Direction
Reproduce every line of the material below verbatim, keeping the original order.

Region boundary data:

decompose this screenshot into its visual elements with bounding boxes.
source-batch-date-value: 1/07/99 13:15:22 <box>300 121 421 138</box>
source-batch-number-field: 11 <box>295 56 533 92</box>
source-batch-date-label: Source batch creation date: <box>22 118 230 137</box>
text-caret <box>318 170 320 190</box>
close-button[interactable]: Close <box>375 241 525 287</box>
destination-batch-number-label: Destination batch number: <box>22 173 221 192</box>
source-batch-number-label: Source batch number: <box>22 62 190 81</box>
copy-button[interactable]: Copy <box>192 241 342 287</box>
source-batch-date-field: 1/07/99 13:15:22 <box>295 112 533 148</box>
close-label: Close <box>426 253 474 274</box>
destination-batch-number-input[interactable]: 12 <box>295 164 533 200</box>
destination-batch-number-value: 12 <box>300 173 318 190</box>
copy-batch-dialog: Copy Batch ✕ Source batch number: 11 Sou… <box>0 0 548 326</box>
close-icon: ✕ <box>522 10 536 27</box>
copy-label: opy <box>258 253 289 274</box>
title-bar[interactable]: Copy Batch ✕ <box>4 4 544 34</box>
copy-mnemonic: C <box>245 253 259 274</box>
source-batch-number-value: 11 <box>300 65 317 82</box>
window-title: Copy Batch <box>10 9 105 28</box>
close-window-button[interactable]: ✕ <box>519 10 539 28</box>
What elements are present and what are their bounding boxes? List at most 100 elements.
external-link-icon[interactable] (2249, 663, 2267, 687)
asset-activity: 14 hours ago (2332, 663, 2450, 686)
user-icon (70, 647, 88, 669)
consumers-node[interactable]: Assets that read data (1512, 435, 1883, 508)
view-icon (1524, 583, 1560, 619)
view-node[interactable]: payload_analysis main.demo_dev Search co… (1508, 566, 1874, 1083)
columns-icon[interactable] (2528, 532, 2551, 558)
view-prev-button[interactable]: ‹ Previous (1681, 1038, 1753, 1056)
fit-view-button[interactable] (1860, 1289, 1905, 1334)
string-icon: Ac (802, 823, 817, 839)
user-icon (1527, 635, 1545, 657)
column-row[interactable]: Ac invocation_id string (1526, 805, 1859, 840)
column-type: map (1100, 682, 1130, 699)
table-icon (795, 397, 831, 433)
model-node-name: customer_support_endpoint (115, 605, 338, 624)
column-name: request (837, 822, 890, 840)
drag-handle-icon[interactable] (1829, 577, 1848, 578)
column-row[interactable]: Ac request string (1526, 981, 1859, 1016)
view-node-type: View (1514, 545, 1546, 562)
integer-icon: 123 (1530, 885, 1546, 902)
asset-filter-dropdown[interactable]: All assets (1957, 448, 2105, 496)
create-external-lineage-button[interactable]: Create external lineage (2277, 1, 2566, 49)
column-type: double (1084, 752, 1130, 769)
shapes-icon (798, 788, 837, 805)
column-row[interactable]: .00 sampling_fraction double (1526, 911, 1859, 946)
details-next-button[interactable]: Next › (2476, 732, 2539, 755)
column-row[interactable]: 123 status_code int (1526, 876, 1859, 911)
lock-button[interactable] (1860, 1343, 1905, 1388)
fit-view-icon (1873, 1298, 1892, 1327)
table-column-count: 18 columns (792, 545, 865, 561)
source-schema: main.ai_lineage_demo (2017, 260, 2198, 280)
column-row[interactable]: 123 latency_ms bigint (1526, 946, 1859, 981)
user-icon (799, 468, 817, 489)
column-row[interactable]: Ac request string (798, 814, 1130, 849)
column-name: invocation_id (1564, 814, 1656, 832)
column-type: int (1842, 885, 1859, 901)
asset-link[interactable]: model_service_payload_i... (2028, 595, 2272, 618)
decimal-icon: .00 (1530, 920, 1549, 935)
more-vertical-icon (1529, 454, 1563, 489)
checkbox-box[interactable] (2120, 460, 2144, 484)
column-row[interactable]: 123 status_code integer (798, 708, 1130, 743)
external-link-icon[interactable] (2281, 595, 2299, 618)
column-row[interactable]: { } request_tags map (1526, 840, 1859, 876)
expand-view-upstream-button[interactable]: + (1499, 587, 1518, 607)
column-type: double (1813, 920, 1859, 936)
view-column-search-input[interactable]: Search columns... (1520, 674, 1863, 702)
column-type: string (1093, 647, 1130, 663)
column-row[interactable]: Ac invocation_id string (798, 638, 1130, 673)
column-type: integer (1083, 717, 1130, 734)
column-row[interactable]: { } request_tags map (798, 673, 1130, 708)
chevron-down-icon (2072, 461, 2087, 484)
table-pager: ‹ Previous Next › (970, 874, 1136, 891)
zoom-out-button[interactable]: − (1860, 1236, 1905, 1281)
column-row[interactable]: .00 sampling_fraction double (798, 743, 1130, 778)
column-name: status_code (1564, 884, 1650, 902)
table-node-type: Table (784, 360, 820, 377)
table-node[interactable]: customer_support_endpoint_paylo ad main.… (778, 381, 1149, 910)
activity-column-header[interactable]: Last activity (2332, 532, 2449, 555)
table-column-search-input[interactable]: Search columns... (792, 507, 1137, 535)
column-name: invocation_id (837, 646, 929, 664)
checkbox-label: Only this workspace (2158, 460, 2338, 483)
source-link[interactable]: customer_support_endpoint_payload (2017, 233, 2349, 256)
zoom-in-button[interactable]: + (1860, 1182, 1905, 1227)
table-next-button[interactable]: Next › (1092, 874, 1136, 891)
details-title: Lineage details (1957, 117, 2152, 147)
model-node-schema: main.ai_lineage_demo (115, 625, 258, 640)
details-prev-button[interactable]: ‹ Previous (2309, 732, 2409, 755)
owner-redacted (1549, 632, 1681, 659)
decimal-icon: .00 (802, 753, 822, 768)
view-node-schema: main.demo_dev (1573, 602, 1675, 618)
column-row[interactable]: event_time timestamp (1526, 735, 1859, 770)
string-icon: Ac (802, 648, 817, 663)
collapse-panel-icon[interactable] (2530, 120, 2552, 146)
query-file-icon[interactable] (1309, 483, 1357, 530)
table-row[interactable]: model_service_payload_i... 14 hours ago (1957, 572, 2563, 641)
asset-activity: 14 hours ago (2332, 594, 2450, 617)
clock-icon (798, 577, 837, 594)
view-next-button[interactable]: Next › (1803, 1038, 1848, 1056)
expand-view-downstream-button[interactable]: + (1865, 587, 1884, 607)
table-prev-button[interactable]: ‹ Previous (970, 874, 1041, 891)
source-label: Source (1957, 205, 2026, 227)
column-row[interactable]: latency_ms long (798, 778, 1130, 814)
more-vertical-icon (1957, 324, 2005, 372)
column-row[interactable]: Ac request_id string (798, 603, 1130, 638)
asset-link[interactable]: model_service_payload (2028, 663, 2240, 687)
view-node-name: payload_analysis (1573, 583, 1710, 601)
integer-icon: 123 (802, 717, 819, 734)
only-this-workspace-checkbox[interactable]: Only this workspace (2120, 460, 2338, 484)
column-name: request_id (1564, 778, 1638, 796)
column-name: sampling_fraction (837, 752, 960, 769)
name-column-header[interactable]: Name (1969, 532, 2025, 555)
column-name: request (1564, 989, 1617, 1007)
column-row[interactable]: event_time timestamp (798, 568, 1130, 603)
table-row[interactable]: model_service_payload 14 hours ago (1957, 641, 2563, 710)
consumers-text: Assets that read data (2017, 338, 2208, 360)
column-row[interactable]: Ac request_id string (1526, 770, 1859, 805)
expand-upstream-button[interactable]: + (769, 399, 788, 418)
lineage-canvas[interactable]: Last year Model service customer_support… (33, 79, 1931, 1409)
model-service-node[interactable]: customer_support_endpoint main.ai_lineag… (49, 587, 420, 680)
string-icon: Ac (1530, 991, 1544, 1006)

Exercise output
decompose this screenshot into its visual elements with bounding boxes.
source-batch-date-value: 1/07/99 13:15:22 <box>300 121 421 138</box>
source-batch-number-field: 11 <box>295 56 533 92</box>
source-batch-date-label: Source batch creation date: <box>22 118 230 137</box>
text-caret <box>318 170 320 190</box>
close-button[interactable]: Close <box>375 241 525 287</box>
destination-batch-number-label: Destination batch number: <box>22 173 221 192</box>
source-batch-number-label: Source batch number: <box>22 62 190 81</box>
copy-button[interactable]: Copy <box>192 241 342 287</box>
source-batch-date-field: 1/07/99 13:15:22 <box>295 112 533 148</box>
close-label: Close <box>426 253 474 274</box>
destination-batch-number-input[interactable]: 12 <box>295 164 533 200</box>
destination-batch-number-value: 12 <box>300 173 318 190</box>
copy-batch-dialog: Copy Batch ✕ Source batch number: 11 Sou… <box>0 0 548 326</box>
close-icon: ✕ <box>522 10 536 27</box>
copy-label: opy <box>258 253 289 274</box>
title-bar[interactable]: Copy Batch ✕ <box>4 4 544 34</box>
copy-mnemonic: C <box>245 253 259 274</box>
source-batch-number-value: 11 <box>300 65 317 82</box>
window-title: Copy Batch <box>10 9 105 28</box>
close-window-button[interactable]: ✕ <box>519 10 539 28</box>
What elements are present and what are their bounding boxes? List at most 100 elements.
external-link-icon[interactable] (2249, 663, 2267, 687)
asset-activity: 14 hours ago (2332, 663, 2450, 686)
user-icon (70, 647, 88, 669)
consumers-node[interactable]: Assets that read data (1512, 435, 1883, 508)
view-icon (1524, 583, 1560, 619)
view-node[interactable]: payload_analysis main.demo_dev Search co… (1508, 566, 1874, 1083)
columns-icon[interactable] (2528, 532, 2551, 558)
view-prev-button[interactable]: ‹ Previous (1681, 1038, 1753, 1056)
fit-view-button[interactable] (1860, 1289, 1905, 1334)
string-icon: Ac (802, 823, 817, 839)
user-icon (1527, 635, 1545, 657)
column-row[interactable]: Ac invocation_id string (1526, 805, 1859, 840)
column-type: map (1100, 682, 1130, 699)
table-icon (795, 397, 831, 433)
model-node-name: customer_support_endpoint (115, 605, 338, 624)
column-name: request (837, 822, 890, 840)
drag-handle-icon[interactable] (1829, 577, 1848, 578)
column-row[interactable]: Ac request string (1526, 981, 1859, 1016)
view-node-type: View (1514, 545, 1546, 562)
integer-icon: 123 (1530, 885, 1546, 902)
asset-filter-dropdown[interactable]: All assets (1957, 448, 2105, 496)
create-external-lineage-button[interactable]: Create external lineage (2277, 1, 2566, 49)
column-type: double (1084, 752, 1130, 769)
shapes-icon (798, 788, 837, 805)
column-row[interactable]: .00 sampling_fraction double (1526, 911, 1859, 946)
details-next-button[interactable]: Next › (2476, 732, 2539, 755)
column-row[interactable]: 123 status_code int (1526, 876, 1859, 911)
lock-button[interactable] (1860, 1343, 1905, 1388)
fit-view-icon (1873, 1298, 1892, 1327)
table-column-count: 18 columns (792, 545, 865, 561)
source-schema: main.ai_lineage_demo (2017, 260, 2198, 280)
column-row[interactable]: 123 latency_ms bigint (1526, 946, 1859, 981)
user-icon (799, 468, 817, 489)
column-row[interactable]: Ac request string (798, 814, 1130, 849)
column-name: invocation_id (1564, 814, 1656, 832)
column-type: int (1842, 885, 1859, 901)
asset-link[interactable]: model_service_payload_i... (2028, 595, 2272, 618)
decimal-icon: .00 (1530, 920, 1549, 935)
more-vertical-icon (1529, 454, 1563, 489)
checkbox-box[interactable] (2120, 460, 2144, 484)
column-row[interactable]: 123 status_code integer (798, 708, 1130, 743)
external-link-icon[interactable] (2281, 595, 2299, 618)
column-row[interactable]: { } request_tags map (1526, 840, 1859, 876)
expand-view-upstream-button[interactable]: + (1499, 587, 1518, 607)
column-type: double (1813, 920, 1859, 936)
view-column-search-input[interactable]: Search columns... (1520, 674, 1863, 702)
column-type: string (1093, 647, 1130, 663)
column-row[interactable]: Ac invocation_id string (798, 638, 1130, 673)
column-type: integer (1083, 717, 1130, 734)
column-row[interactable]: { } request_tags map (798, 673, 1130, 708)
chevron-down-icon (2072, 461, 2087, 484)
table-pager: ‹ Previous Next › (970, 874, 1136, 891)
zoom-out-button[interactable]: − (1860, 1236, 1905, 1281)
column-row[interactable]: .00 sampling_fraction double (798, 743, 1130, 778)
column-name: status_code (1564, 884, 1650, 902)
table-node-type: Table (784, 360, 820, 377)
table-node[interactable]: customer_support_endpoint_paylo ad main.… (778, 381, 1149, 910)
activity-column-header[interactable]: Last activity (2332, 532, 2449, 555)
table-column-search-input[interactable]: Search columns... (792, 507, 1137, 535)
column-name: invocation_id (837, 646, 929, 664)
checkbox-label: Only this workspace (2158, 460, 2338, 483)
source-link[interactable]: customer_support_endpoint_payload (2017, 233, 2349, 256)
zoom-in-button[interactable]: + (1860, 1182, 1905, 1227)
table-next-button[interactable]: Next › (1092, 874, 1136, 891)
details-title: Lineage details (1957, 117, 2152, 147)
model-node-schema: main.ai_lineage_demo (115, 625, 258, 640)
details-prev-button[interactable]: ‹ Previous (2309, 732, 2409, 755)
owner-redacted (1549, 632, 1681, 659)
decimal-icon: .00 (802, 753, 822, 768)
view-node-schema: main.demo_dev (1573, 602, 1675, 618)
column-row[interactable]: event_time timestamp (1526, 735, 1859, 770)
string-icon: Ac (802, 648, 817, 663)
collapse-panel-icon[interactable] (2530, 120, 2552, 146)
query-file-icon[interactable] (1309, 483, 1357, 530)
table-row[interactable]: model_service_payload_i... 14 hours ago (1957, 572, 2563, 641)
asset-activity: 14 hours ago (2332, 594, 2450, 617)
clock-icon (798, 577, 837, 594)
view-next-button[interactable]: Next › (1803, 1038, 1848, 1056)
expand-view-downstream-button[interactable]: + (1865, 587, 1884, 607)
table-prev-button[interactable]: ‹ Previous (970, 874, 1041, 891)
source-label: Source (1957, 205, 2026, 227)
column-row[interactable]: latency_ms long (798, 778, 1130, 814)
more-vertical-icon (1957, 324, 2005, 372)
column-row[interactable]: Ac request_id string (798, 603, 1130, 638)
asset-link[interactable]: model_service_payload (2028, 663, 2240, 687)
view-node-name: payload_analysis (1573, 583, 1710, 601)
integer-icon: 123 (802, 717, 819, 734)
only-this-workspace-checkbox[interactable]: Only this workspace (2120, 460, 2338, 484)
column-name: request_id (1564, 778, 1638, 796)
column-name: sampling_fraction (837, 752, 960, 769)
name-column-header[interactable]: Name (1969, 532, 2025, 555)
column-name: request (1564, 989, 1617, 1007)
column-row[interactable]: event_time timestamp (798, 568, 1130, 603)
table-row[interactable]: model_service_payload 14 hours ago (1957, 641, 2563, 710)
consumers-text: Assets that read data (2017, 338, 2208, 360)
column-row[interactable]: Ac request_id string (1526, 770, 1859, 805)
expand-upstream-button[interactable]: + (769, 399, 788, 418)
lineage-canvas[interactable]: Last year Model service customer_support… (33, 79, 1931, 1409)
model-service-node[interactable]: customer_support_endpoint main.ai_lineag… (49, 587, 420, 680)
string-icon: Ac (1530, 991, 1544, 1006)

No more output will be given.